(Page content records)
*** Block opens ***

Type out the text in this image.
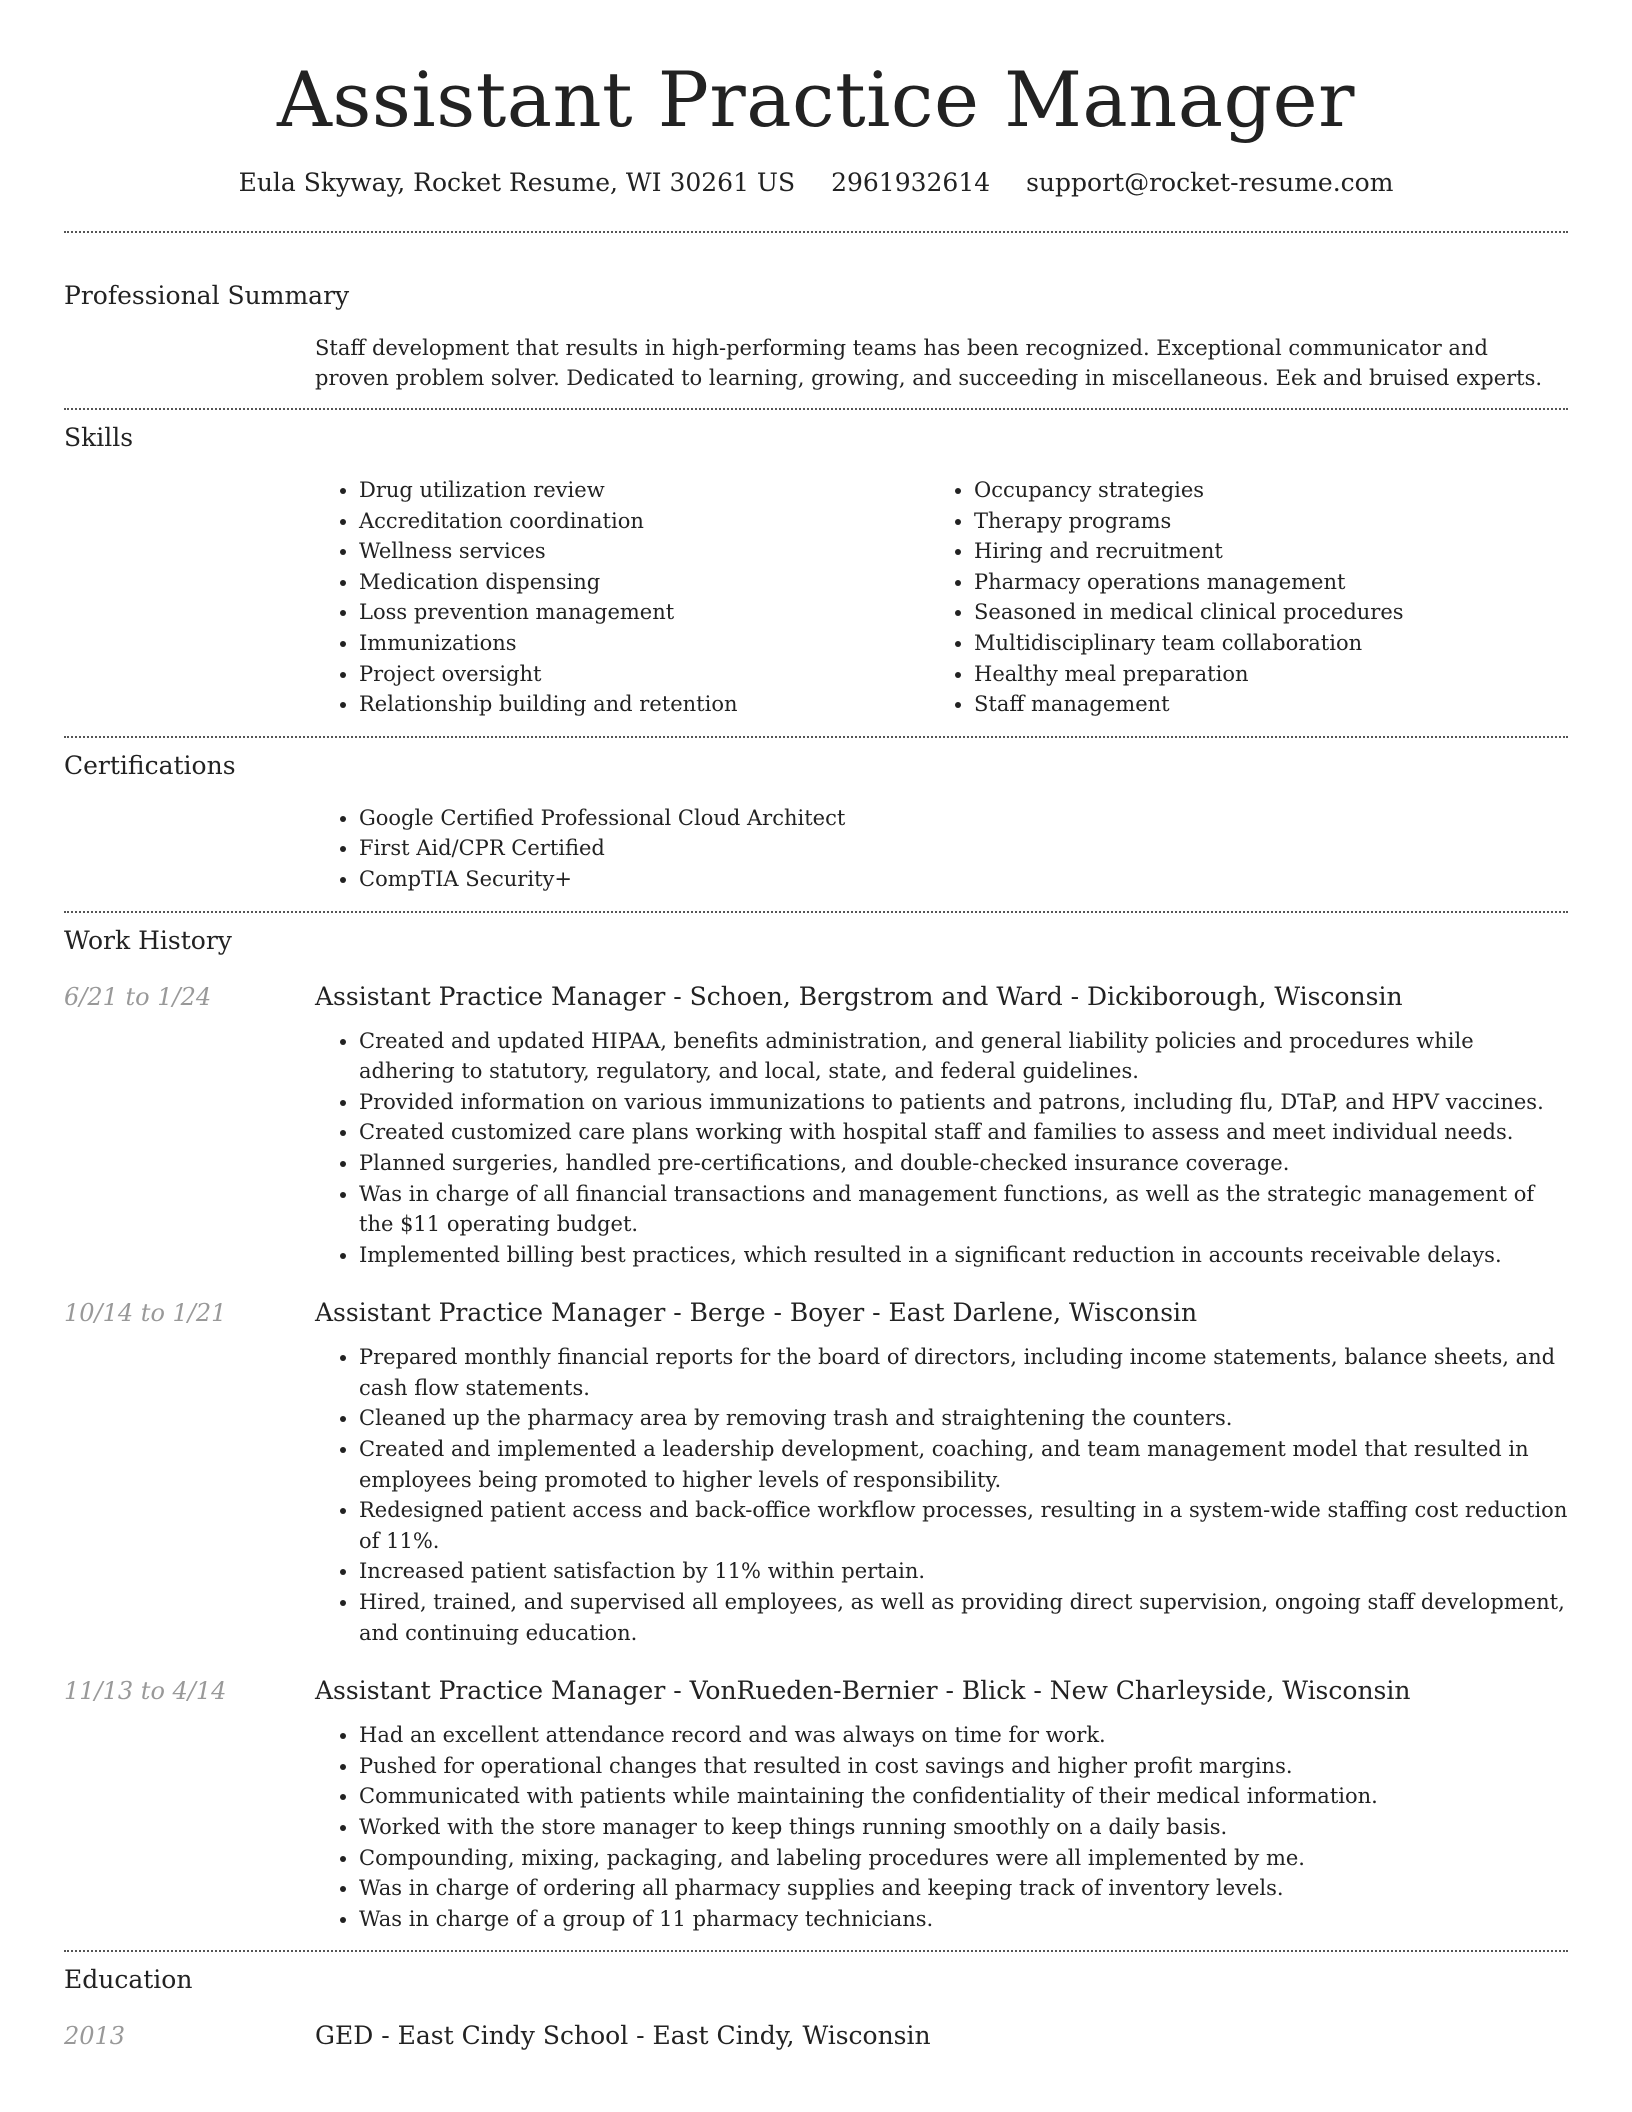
Assistant Practice Manager
Eula Skyway, Rocket Resume, WI 30261 US 2961932614 support@rocket-resume.com
Professional Summary

Staff development that results in high-performing teams has been recognized. Exceptional communicator and proven problem solver. Dedicated to learning, growing, and succeeding in miscellaneous. Eek and bruised experts.

Skills
• Drug utilization review
• Accreditation coordination
• Wellness services
• Medication dispensing
• Loss prevention management
• Immunizations
• Project oversight
• Relationship building and retention
• Occupancy strategies
• Therapy programs
• Hiring and recruitment
• Pharmacy operations management
• Seasoned in medical clinical procedures
• Multidisciplinary team collaboration
• Healthy meal preparation
• Staff management
Certifications
• Google Certified Professional Cloud Architect
• First Aid/CPR Certified
• CompTIA Security+
Work History
6/21 to 1/24	Assistant Practice Manager - Schoen, Bergstrom and Ward - Dickiborough, Wisconsin
• Created and updated HIPAA, benefits administration, and general liability policies and procedures while adhering to statutory, regulatory, and local, state, and federal guidelines.
• Provided information on various immunizations to patients and patrons, including flu, DTaP, and HPV vaccines.
• Created customized care plans working with hospital staff and families to assess and meet individual needs.
• Planned surgeries, handled pre-certifications, and double-checked insurance coverage.
• Was in charge of all financial transactions and management functions, as well as the strategic management of the $11 operating budget.
• Implemented billing best practices, which resulted in a significant reduction in accounts receivable delays.
10/14 to 1/21	Assistant Practice Manager - Berge - Boyer - East Darlene, Wisconsin
• Prepared monthly financial reports for the board of directors, including income statements, balance sheets, and cash flow statements.
• Cleaned up the pharmacy area by removing trash and straightening the counters.
• Created and implemented a leadership development, coaching, and team management model that resulted in employees being promoted to higher levels of responsibility.
• Redesigned patient access and back-office workflow processes, resulting in a system-wide staffing cost reduction of 11%.
• Increased patient satisfaction by 11% within pertain.
• Hired, trained, and supervised all employees, as well as providing direct supervision, ongoing staff development, and continuing education.
11/13 to 4/14	Assistant Practice Manager - VonRueden-Bernier - Blick - New Charleyside, Wisconsin
• Had an excellent attendance record and was always on time for work.
• Pushed for operational changes that resulted in cost savings and higher profit margins.
• Communicated with patients while maintaining the confidentiality of their medical information.
• Worked with the store manager to keep things running smoothly on a daily basis.
• Compounding, mixing, packaging, and labeling procedures were all implemented by me.
• Was in charge of ordering all pharmacy supplies and keeping track of inventory levels.
• Was in charge of a group of 11 pharmacy technicians.
Education
2013	GED - East Cindy School - East Cindy, Wisconsin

*** Block closes ***

ABOUT THIS EXERCISE
The result should be an exact repetition of all the records. Drop the pictures.

REPLY
Type out the text in this image.
Assistant Practice Manager
Eula Skyway, Rocket Resume, WI 30261 US 2961932614 support@rocket-resume.com
Professional Summary

Staff development that results in high-performing teams has been recognized. Exceptional communicator and proven problem solver. Dedicated to learning, growing, and succeeding in miscellaneous. Eek and bruised experts.

Skills
• Drug utilization review
• Accreditation coordination
• Wellness services
• Medication dispensing
• Loss prevention management
• Immunizations
• Project oversight
• Relationship building and retention
• Occupancy strategies
• Therapy programs
• Hiring and recruitment
• Pharmacy operations management
• Seasoned in medical clinical procedures
• Multidisciplinary team collaboration
• Healthy meal preparation
• Staff management
Certifications
• Google Certified Professional Cloud Architect
• First Aid/CPR Certified
• CompTIA Security+
Work History
6/21 to 1/24	Assistant Practice Manager - Schoen, Bergstrom and Ward - Dickiborough, Wisconsin
• Created and updated HIPAA, benefits administration, and general liability policies and procedures while adhering to statutory, regulatory, and local, state, and federal guidelines.
• Provided information on various immunizations to patients and patrons, including flu, DTaP, and HPV vaccines.
• Created customized care plans working with hospital staff and families to assess and meet individual needs.
• Planned surgeries, handled pre-certifications, and double-checked insurance coverage.
• Was in charge of all financial transactions and management functions, as well as the strategic management of the $11 operating budget.
• Implemented billing best practices, which resulted in a significant reduction in accounts receivable delays.
10/14 to 1/21	Assistant Practice Manager - Berge - Boyer - East Darlene, Wisconsin
• Prepared monthly financial reports for the board of directors, including income statements, balance sheets, and cash flow statements.
• Cleaned up the pharmacy area by removing trash and straightening the counters.
• Created and implemented a leadership development, coaching, and team management model that resulted in employees being promoted to higher levels of responsibility.
• Redesigned patient access and back-office workflow processes, resulting in a system-wide staffing cost reduction of 11%.
• Increased patient satisfaction by 11% within pertain.
• Hired, trained, and supervised all employees, as well as providing direct supervision, ongoing staff development, and continuing education.
11/13 to 4/14	Assistant Practice Manager - VonRueden-Bernier - Blick - New Charleyside, Wisconsin
• Had an excellent attendance record and was always on time for work.
• Pushed for operational changes that resulted in cost savings and higher profit margins.
• Communicated with patients while maintaining the confidentiality of their medical information.
• Worked with the store manager to keep things running smoothly on a daily basis.
• Compounding, mixing, packaging, and labeling procedures were all implemented by me.
• Was in charge of ordering all pharmacy supplies and keeping track of inventory levels.
• Was in charge of a group of 11 pharmacy technicians.
Education
2013	GED - East Cindy School - East Cindy, Wisconsin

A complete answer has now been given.